SOURCE INFORMATION below:

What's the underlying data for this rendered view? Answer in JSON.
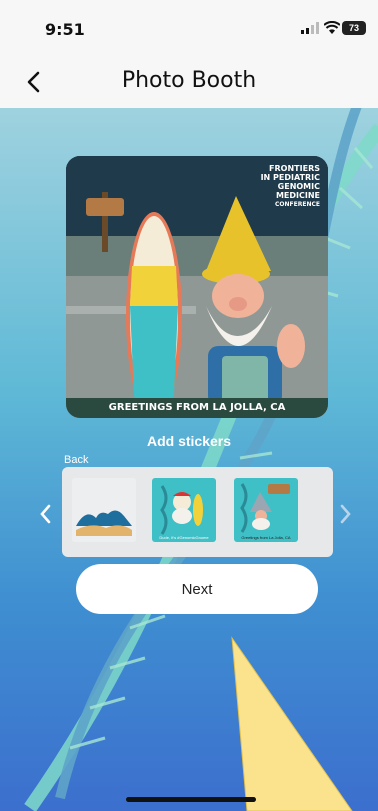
{
  "status_bar": {
    "time": "9:51",
    "battery": "73"
  },
  "header": {
    "title": "Photo Booth"
  },
  "photo": {
    "logo_lines": [
      "FRONTIERS",
      "IN PEDIATRIC",
      "GENOMIC",
      "MEDICINE",
      "CONFERENCE"
    ],
    "caption": "GREETINGS FROM LA JOLLA, CA"
  },
  "stickers_section": {
    "heading": "Add stickers",
    "back_label": "Back",
    "items": [
      {
        "name": "wave",
        "caption": ""
      },
      {
        "name": "surf-dude",
        "caption": "Dude, It's #GenomicGnome"
      },
      {
        "name": "gnome-greeting",
        "caption": "Greetings from La Jolla, CA"
      }
    ]
  },
  "actions": {
    "next_label": "Next"
  },
  "colors": {
    "background_top": "#9fd2df",
    "background_bottom": "#3c6fce",
    "button": "#ffffff",
    "sticker_teal": "#3fbfc6"
  }
}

End of SOURCE INFORMATION.

**TO DO:**
Please copy every line of the records above in which "name" appears.

**EXPECTED OUTPUT:**
        "name": "wave",
        "name": "surf-dude",
        "name": "gnome-greeting",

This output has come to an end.